*THE REQUEST*. Each entry below is to be written out exactly, and the pictures are to be left out.

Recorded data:
┌──

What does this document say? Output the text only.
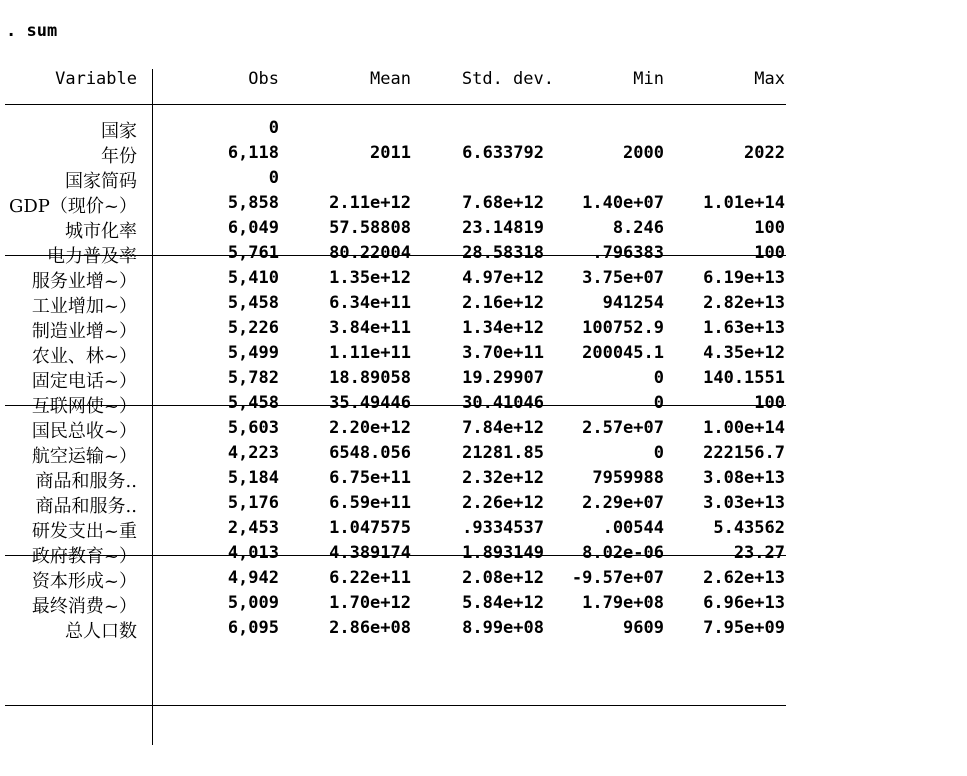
. sum
Variable	Obs	Mean	Std. dev.	Min	Max
国家	0
年份	6,118	2011	6.633792	2000	2022
国家简码	0
GDP（现价~）	5,858	2.11e+12	7.68e+12 1.40e+07 1.01e+14
城市化率	6,049	57.58808	23.14819	8.246	100
电力普及率	5,761	80.22004	28.58318	.796383	100
服务业增~）	5,410	1.35e+12	4.97e+12 3.75e+07 6.19e+13
工业增加~）	5,458	6.34e+11	2.16e+12	941254 2.82e+13
制造业增~）	5,226	3.84e+11	1.34e+12 100752.9 1.63e+13
农业、林~）	5,499	1.11e+11	3.70e+11 200045.1 4.35e+12
固定电话~）	5,782	18.89058	19.29907	0 140.1551
互联网使~）	5,458	35.49446	30.41046	0	100
国民总收~）	5,603	2.20e+12	7.84e+12 2.57e+07 1.00e+14
航空运输~）	4,223	6548.056	21281.85	0 222156.7
商品和服务..	5,184	6.75e+11	2.32e+12	7959988 3.08e+13
商品和服务..	5,176	6.59e+11	2.26e+12 2.29e+07 3.03e+13
研发支出~重	2,453	1.047575	.9334537	.00544	5.43562
政府教育~）	4,013	4.389174	1.893149 8.02e-06	23.27
资本形成~）	4,942	6.22e+11	2.08e+12 -9.57e+07 2.62e+13
最终消费~）	5,009	1.70e+12	5.84e+12 1.79e+08 6.96e+13
总人口数	6,095	2.86e+08	8.99e+08	9609 7.95e+09
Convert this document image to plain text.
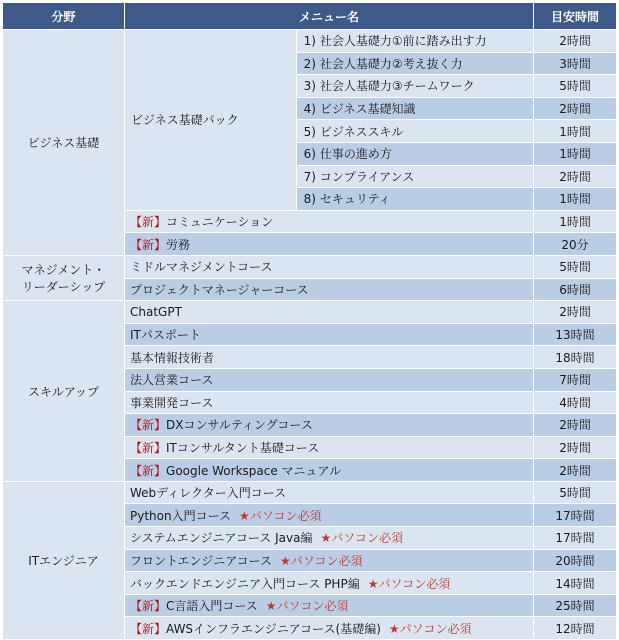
分野	メニュー名		目安時間
ビジネス基礎	ビジネス基礎パック	1) 社会人基礎力①前に踏み出す力	2時間
		2) 社会人基礎力②考え抜く力	3時間
		3) 社会人基礎力③チームワーク	5時間
		4) ビジネス基礎知識	2時間
		5) ビジネススキル	1時間
		6) 仕事の進め方	1時間
		7) コンプライアンス	2時間
		8) セキュリティ	1時間
	【新】コミュニケーション		1時間
	【新】労務		20分
マネジメント・
リーダーシップ	ミドルマネジメントコース		5時間
	プロジェクトマネージャーコース		6時間
スキルアップ	ChatGPT		2時間
	ITパスポート		13時間
	基本情報技術者		18時間
	法人営業コース		7時間
	事業開発コース		4時間
	【新】DXコンサルティングコース		2時間
	【新】ITコンサルタント基礎コース		2時間
	【新】Google Workspace マニュアル		2時間
ITエンジニア	Webディレクター入門コース		5時間
	Python入門コース ★パソコン必須		17時間
	システムエンジニアコース Java編 ★パソコン必須		17時間
	フロントエンジニアコース ★パソコン必須		20時間
	バックエンドエンジニア入門コース PHP編 ★パソコン必須		14時間
	【新】C言語入門コース ★パソコン必須		25時間
	【新】AWSインフラエンジニアコース(基礎編) ★パソコン必須		12時間
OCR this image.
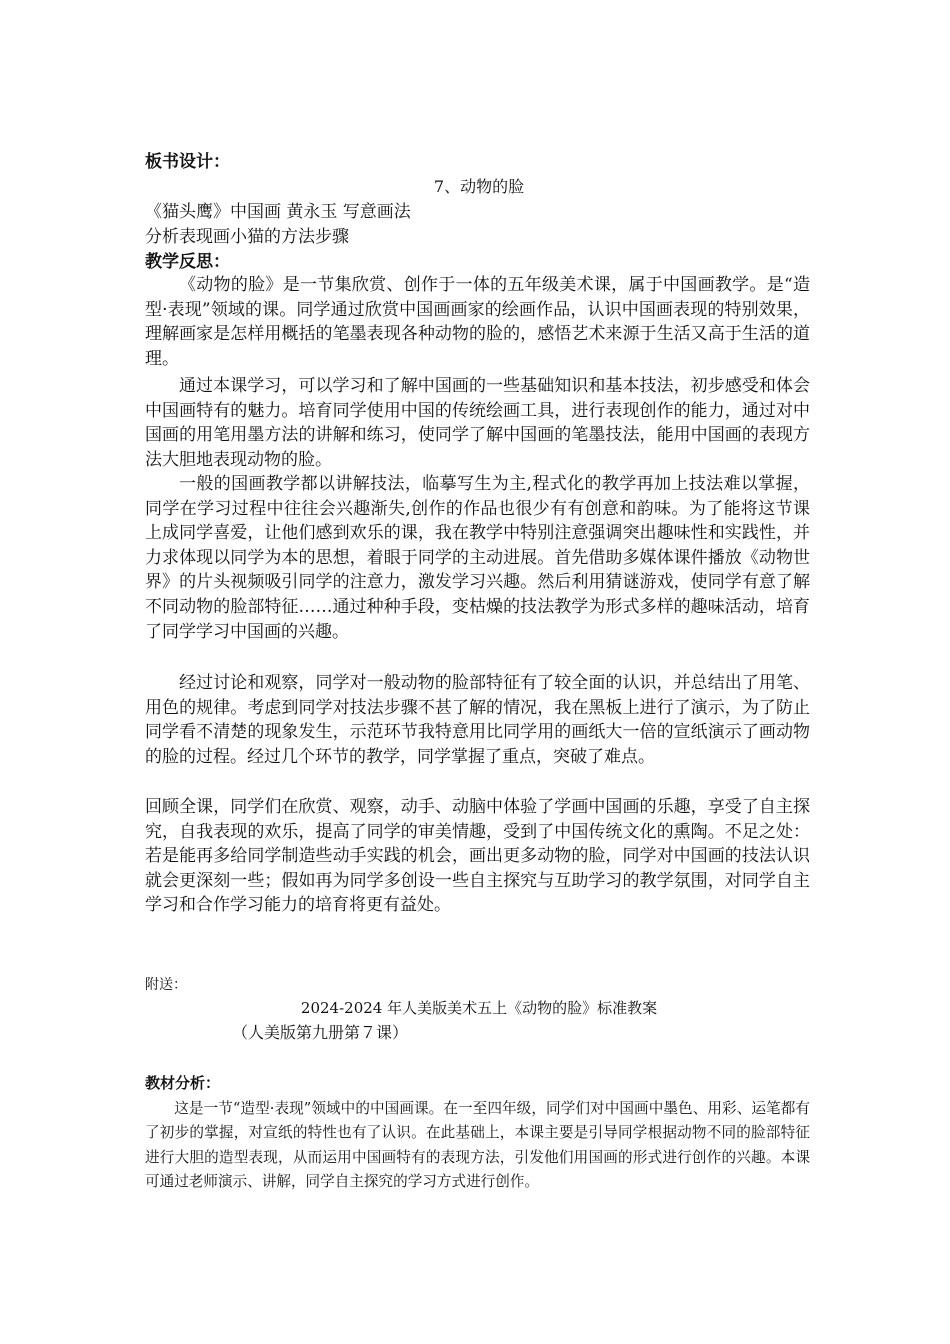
板书设计：
7、动物的脸
《猫头鹰》中国画 黄永玉 写意画法
分析表现画小猫的方法步骤
教学反思：

《动物的脸》是一节集欣赏、创作于一体的五年级美术课，属于中国画教学。是“造型·表现”领域的课。同学通过欣赏中国画画家的绘画作品，认识中国画表现的特别效果，理解画家是怎样用概括的笔墨表现各种动物的脸的，感悟艺术来源于生活又高于生活的道理。

通过本课学习，可以学习和了解中国画的一些基础知识和基本技法，初步感受和体会中国画特有的魅力。培育同学使用中国的传统绘画工具，进行表现创作的能力，通过对中国画的用笔用墨方法的讲解和练习，使同学了解中国画的笔墨技法，能用中国画的表现方法大胆地表现动物的脸。

一般的国画教学都以讲解技法，临摹写生为主,程式化的教学再加上技法难以掌握，同学在学习过程中往往会兴趣渐失,创作的作品也很少有有创意和韵味。为了能将这节课上成同学喜爱，让他们感到欢乐的课，我在教学中特别注意强调突出趣味性和实践性，并力求体现以同学为本的思想，着眼于同学的主动进展。首先借助多媒体课件播放《动物世界》的片头视频吸引同学的注意力，激发学习兴趣。然后利用猜谜游戏，使同学有意了解不同动物的脸部特征……通过种种手段，变枯燥的技法教学为形式多样的趣味活动，培育了同学学习中国画的兴趣。

经过讨论和观察，同学对一般动物的脸部特征有了较全面的认识，并总结出了用笔、用色的规律。考虑到同学对技法步骤不甚了解的情况，我在黑板上进行了演示，为了防止同学看不清楚的现象发生，示范环节我特意用比同学用的画纸大一倍的宣纸演示了画动物的脸的过程。经过几个环节的教学，同学掌握了重点，突破了难点。

回顾全课，同学们在欣赏、观察，动手、动脑中体验了学画中国画的乐趣，享受了自主探究，自我表现的欢乐，提高了同学的审美情趣，受到了中国传统文化的熏陶。不足之处：若是能再多给同学制造些动手实践的机会，画出更多动物的脸，同学对中国画的技法认识就会更深刻一些；假如再为同学多创设一些自主探究与互助学习的教学氛围，对同学自主学习和合作学习能力的培育将更有益处。

附送：
2024-2024 年人美版美术五上《动物的脸》标准教案
（人美版第九册第７课）
教材分析：

这是一节“造型·表现”领域中的中国画课。在一至四年级，同学们对中国画中墨色、用彩、运笔都有了初步的掌握，对宣纸的特性也有了认识。在此基础上，本课主要是引导同学根据动物不同的脸部特征进行大胆的造型表现，从而运用中国画特有的表现方法，引发他们用国画的形式进行创作的兴趣。本课可通过老师演示、讲解，同学自主探究的学习方式进行创作。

└──

*CORRECT RESULT*.
What does this document say? Output the text only.
. sum
Variable	Obs	Mean	Std. dev.	Min	Max
国家	0
年份	6,118	2011	6.633792	2000	2022
国家简码	0
GDP（现价~）	5,858	2.11e+12	7.68e+12 1.40e+07 1.01e+14
城市化率	6,049	57.58808	23.14819	8.246	100
电力普及率	5,761	80.22004	28.58318	.796383	100
服务业增~）	5,410	1.35e+12	4.97e+12 3.75e+07 6.19e+13
工业增加~）	5,458	6.34e+11	2.16e+12	941254 2.82e+13
制造业增~）	5,226	3.84e+11	1.34e+12 100752.9 1.63e+13
农业、林~）	5,499	1.11e+11	3.70e+11 200045.1 4.35e+12
固定电话~）	5,782	18.89058	19.29907	0 140.1551
互联网使~）	5,458	35.49446	30.41046	0	100
国民总收~）	5,603	2.20e+12	7.84e+12 2.57e+07 1.00e+14
航空运输~）	4,223	6548.056	21281.85	0 222156.7
商品和服务..	5,184	6.75e+11	2.32e+12	7959988 3.08e+13
商品和服务..	5,176	6.59e+11	2.26e+12 2.29e+07 3.03e+13
研发支出~重	2,453	1.047575	.9334537	.00544	5.43562
政府教育~）	4,013	4.389174	1.893149 8.02e-06	23.27
资本形成~）	4,942	6.22e+11	2.08e+12 -9.57e+07 2.62e+13
最终消费~）	5,009	1.70e+12	5.84e+12 1.79e+08 6.96e+13
总人口数	6,095	2.86e+08	8.99e+08	9609 7.95e+09
Convert this document image to plain text.
分野	メニュー名		目安時間
ビジネス基礎	ビジネス基礎パック	1) 社会人基礎力①前に踏み出す力	2時間
		2) 社会人基礎力②考え抜く力	3時間
		3) 社会人基礎力③チームワーク	5時間
		4) ビジネス基礎知識	2時間
		5) ビジネススキル	1時間
		6) 仕事の進め方	1時間
		7) コンプライアンス	2時間
		8) セキュリティ	1時間
	【新】コミュニケーション		1時間
	【新】労務		20分
マネジメント・
リーダーシップ	ミドルマネジメントコース		5時間
	プロジェクトマネージャーコース		6時間
スキルアップ	ChatGPT		2時間
	ITパスポート		13時間
	基本情報技術者		18時間
	法人営業コース		7時間
	事業開発コース		4時間
	【新】DXコンサルティングコース		2時間
	【新】ITコンサルタント基礎コース		2時間
	【新】Google Workspace マニュアル		2時間
ITエンジニア	Webディレクター入門コース		5時間
	Python入門コース ★パソコン必須		17時間
	システムエンジニアコース Java編 ★パソコン必須		17時間
	フロントエンジニアコース ★パソコン必須		20時間
	バックエンドエンジニア入門コース PHP編 ★パソコン必須		14時間
	【新】C言語入門コース ★パソコン必須		25時間
	【新】AWSインフラエンジニアコース(基礎編) ★パソコン必須		12時間
OCR this image.
板书设计：
7、动物的脸
《猫头鹰》中国画 黄永玉 写意画法
分析表现画小猫的方法步骤
教学反思：

《动物的脸》是一节集欣赏、创作于一体的五年级美术课，属于中国画教学。是“造型·表现”领域的课。同学通过欣赏中国画画家的绘画作品，认识中国画表现的特别效果，理解画家是怎样用概括的笔墨表现各种动物的脸的，感悟艺术来源于生活又高于生活的道理。

通过本课学习，可以学习和了解中国画的一些基础知识和基本技法，初步感受和体会中国画特有的魅力。培育同学使用中国的传统绘画工具，进行表现创作的能力，通过对中国画的用笔用墨方法的讲解和练习，使同学了解中国画的笔墨技法，能用中国画的表现方法大胆地表现动物的脸。

一般的国画教学都以讲解技法，临摹写生为主,程式化的教学再加上技法难以掌握，同学在学习过程中往往会兴趣渐失,创作的作品也很少有有创意和韵味。为了能将这节课上成同学喜爱，让他们感到欢乐的课，我在教学中特别注意强调突出趣味性和实践性，并力求体现以同学为本的思想，着眼于同学的主动进展。首先借助多媒体课件播放《动物世界》的片头视频吸引同学的注意力，激发学习兴趣。然后利用猜谜游戏，使同学有意了解不同动物的脸部特征……通过种种手段，变枯燥的技法教学为形式多样的趣味活动，培育了同学学习中国画的兴趣。

经过讨论和观察，同学对一般动物的脸部特征有了较全面的认识，并总结出了用笔、用色的规律。考虑到同学对技法步骤不甚了解的情况，我在黑板上进行了演示，为了防止同学看不清楚的现象发生，示范环节我特意用比同学用的画纸大一倍的宣纸演示了画动物的脸的过程。经过几个环节的教学，同学掌握了重点，突破了难点。

回顾全课，同学们在欣赏、观察，动手、动脑中体验了学画中国画的乐趣，享受了自主探究，自我表现的欢乐，提高了同学的审美情趣，受到了中国传统文化的熏陶。不足之处：若是能再多给同学制造些动手实践的机会，画出更多动物的脸，同学对中国画的技法认识就会更深刻一些；假如再为同学多创设一些自主探究与互助学习的教学氛围，对同学自主学习和合作学习能力的培育将更有益处。

附送：
2024-2024 年人美版美术五上《动物的脸》标准教案
（人美版第九册第７课）
教材分析：

这是一节“造型·表现”领域中的中国画课。在一至四年级，同学们对中国画中墨色、用彩、运笔都有了初步的掌握，对宣纸的特性也有了认识。在此基础上，本课主要是引导同学根据动物不同的脸部特征进行大胆的造型表现，从而运用中国画特有的表现方法，引发他们用国画的形式进行创作的兴趣。本课可通过老师演示、讲解，同学自主探究的学习方式进行创作。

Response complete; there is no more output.